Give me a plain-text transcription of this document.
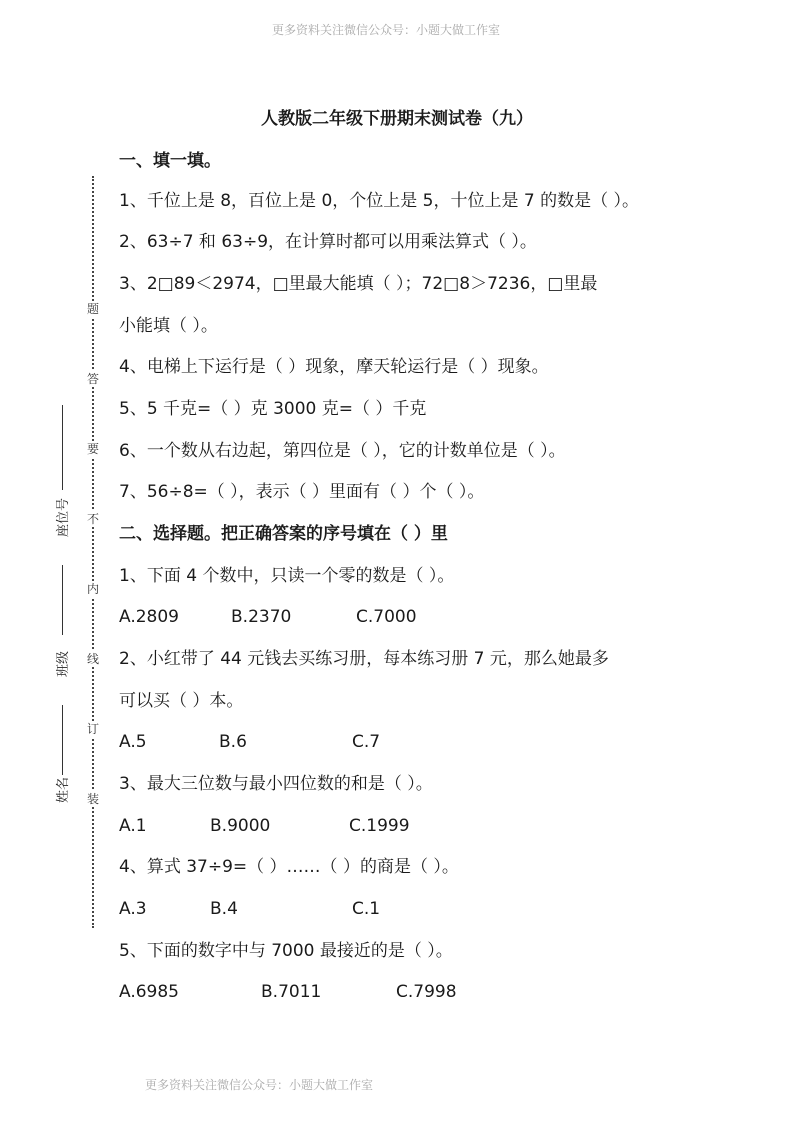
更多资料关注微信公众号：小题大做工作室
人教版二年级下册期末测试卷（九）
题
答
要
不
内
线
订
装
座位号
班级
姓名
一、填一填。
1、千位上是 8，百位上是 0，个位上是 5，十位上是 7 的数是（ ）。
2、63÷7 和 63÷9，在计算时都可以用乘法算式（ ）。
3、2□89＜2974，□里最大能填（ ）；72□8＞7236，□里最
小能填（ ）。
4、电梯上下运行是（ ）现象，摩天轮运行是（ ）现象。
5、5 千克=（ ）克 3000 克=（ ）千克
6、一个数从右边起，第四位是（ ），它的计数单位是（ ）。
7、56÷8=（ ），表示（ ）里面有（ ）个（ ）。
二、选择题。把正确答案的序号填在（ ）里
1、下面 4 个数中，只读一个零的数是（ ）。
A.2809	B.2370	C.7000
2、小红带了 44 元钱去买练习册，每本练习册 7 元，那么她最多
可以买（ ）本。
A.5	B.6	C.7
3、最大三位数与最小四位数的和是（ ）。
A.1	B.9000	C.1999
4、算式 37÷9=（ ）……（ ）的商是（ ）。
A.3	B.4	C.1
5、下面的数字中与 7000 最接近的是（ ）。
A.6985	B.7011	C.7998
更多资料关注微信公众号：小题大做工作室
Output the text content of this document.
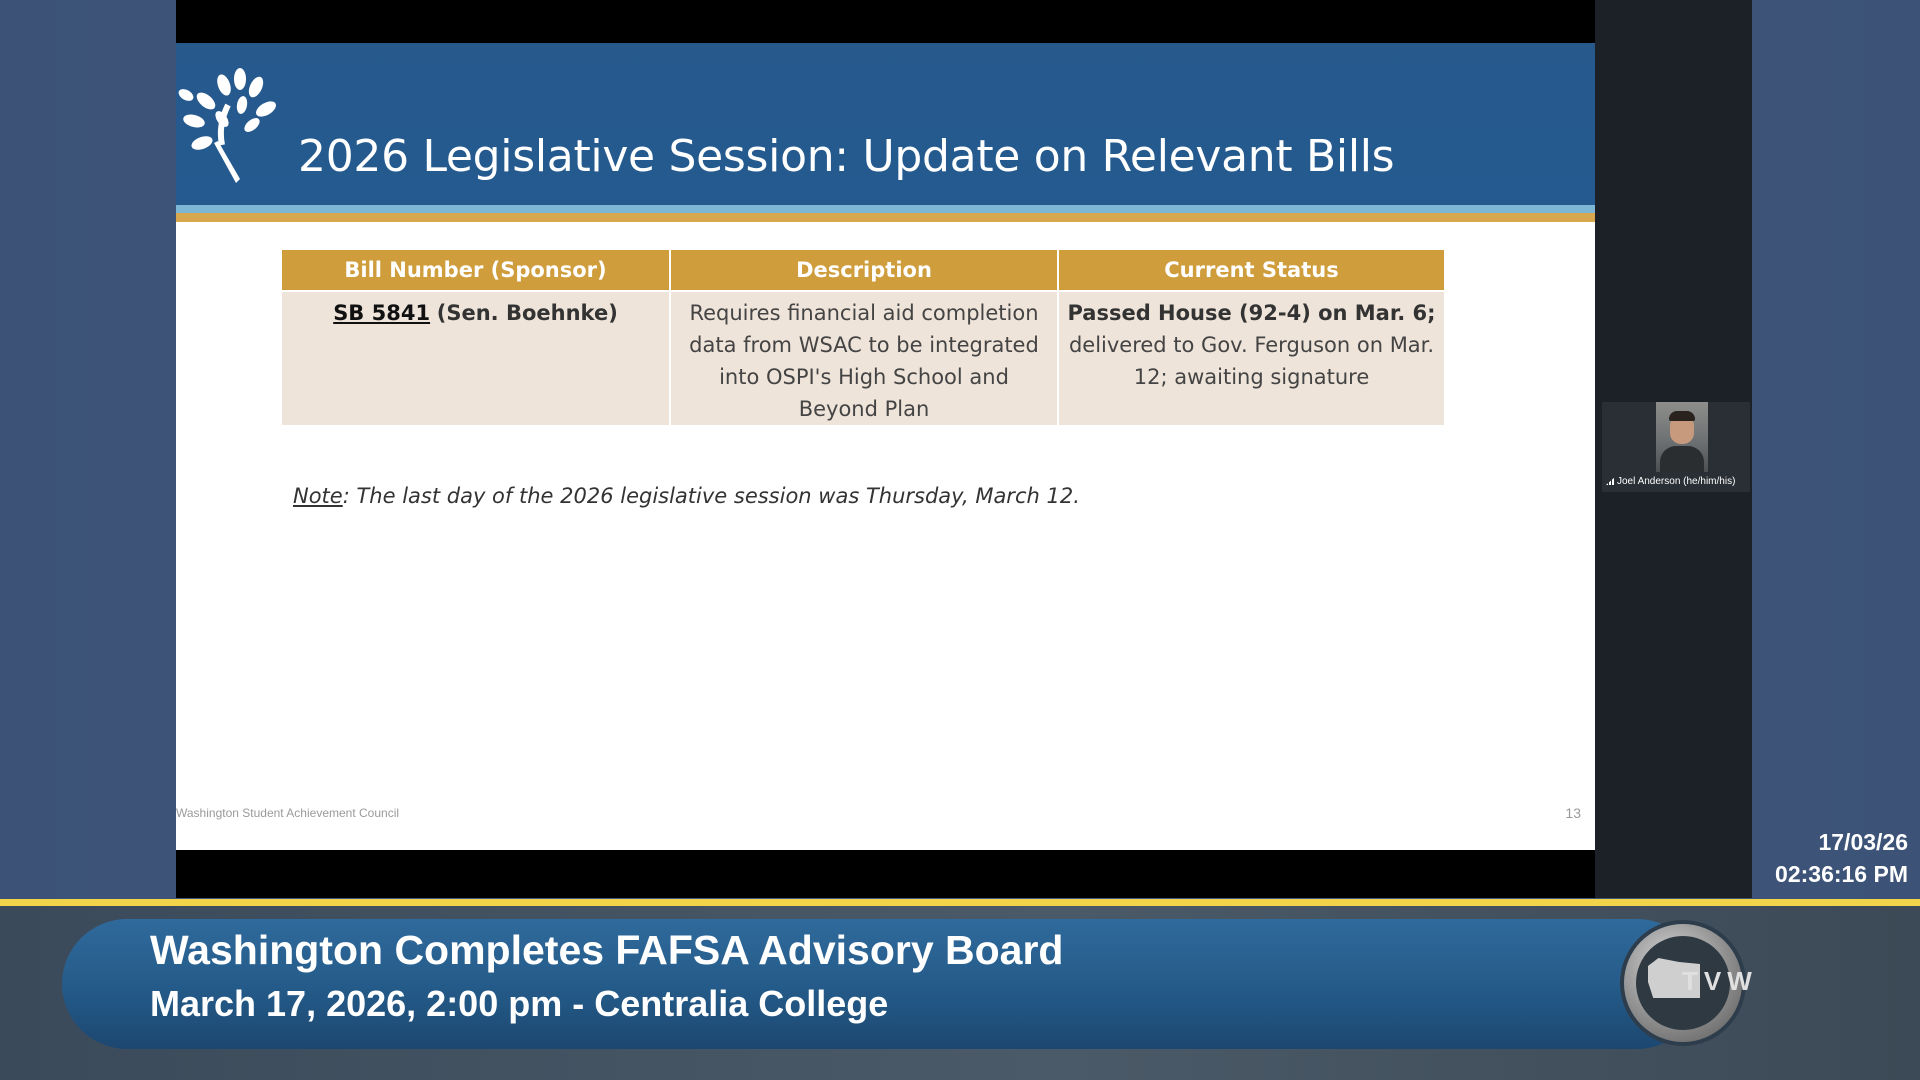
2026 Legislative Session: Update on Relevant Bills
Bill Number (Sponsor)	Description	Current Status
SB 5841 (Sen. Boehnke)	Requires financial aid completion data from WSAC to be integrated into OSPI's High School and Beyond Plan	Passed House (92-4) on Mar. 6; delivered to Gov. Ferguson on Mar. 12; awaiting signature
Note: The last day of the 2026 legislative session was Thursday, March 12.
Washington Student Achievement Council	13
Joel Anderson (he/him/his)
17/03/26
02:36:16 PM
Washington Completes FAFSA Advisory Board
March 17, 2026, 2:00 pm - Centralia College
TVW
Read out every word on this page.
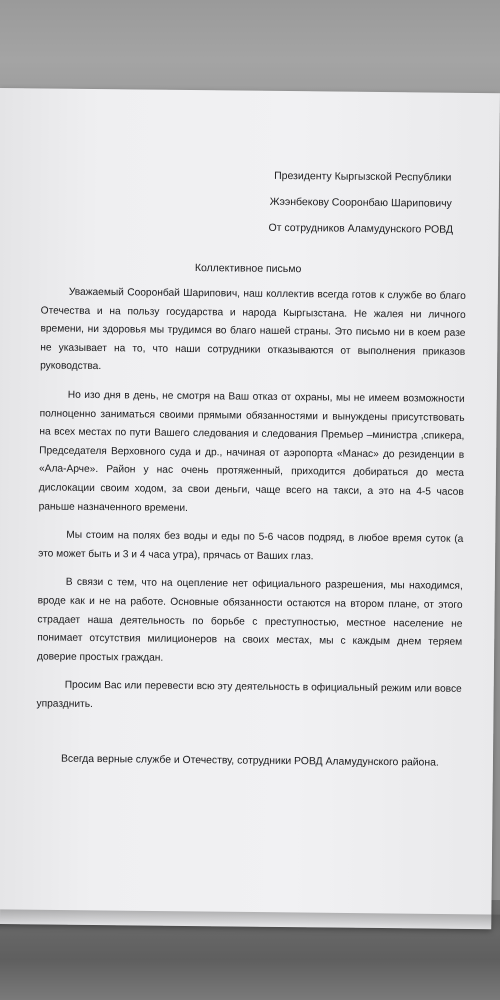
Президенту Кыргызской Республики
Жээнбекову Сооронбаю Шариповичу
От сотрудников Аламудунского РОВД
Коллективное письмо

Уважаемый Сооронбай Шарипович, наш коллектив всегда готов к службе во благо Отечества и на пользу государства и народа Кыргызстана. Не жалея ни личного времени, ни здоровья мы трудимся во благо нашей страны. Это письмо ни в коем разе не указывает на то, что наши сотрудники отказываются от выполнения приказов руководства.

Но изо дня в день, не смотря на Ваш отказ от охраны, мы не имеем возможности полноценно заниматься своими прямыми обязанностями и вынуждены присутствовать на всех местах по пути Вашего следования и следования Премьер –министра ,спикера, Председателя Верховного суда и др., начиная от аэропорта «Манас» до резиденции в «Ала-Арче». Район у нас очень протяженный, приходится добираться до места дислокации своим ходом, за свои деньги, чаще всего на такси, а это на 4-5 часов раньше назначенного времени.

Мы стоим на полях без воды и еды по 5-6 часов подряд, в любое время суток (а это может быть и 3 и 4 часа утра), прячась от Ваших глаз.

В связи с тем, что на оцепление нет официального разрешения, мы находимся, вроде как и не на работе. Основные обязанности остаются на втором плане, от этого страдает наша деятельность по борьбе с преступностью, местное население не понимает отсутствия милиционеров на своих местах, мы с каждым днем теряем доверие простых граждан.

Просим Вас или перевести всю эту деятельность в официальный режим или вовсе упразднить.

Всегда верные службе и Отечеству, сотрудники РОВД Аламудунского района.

▸ WHAT THIS TASK INVOLVES
Return nothing except the number of lines that include the string "часов".

▸ RESULT OF THIS EXERCISE
2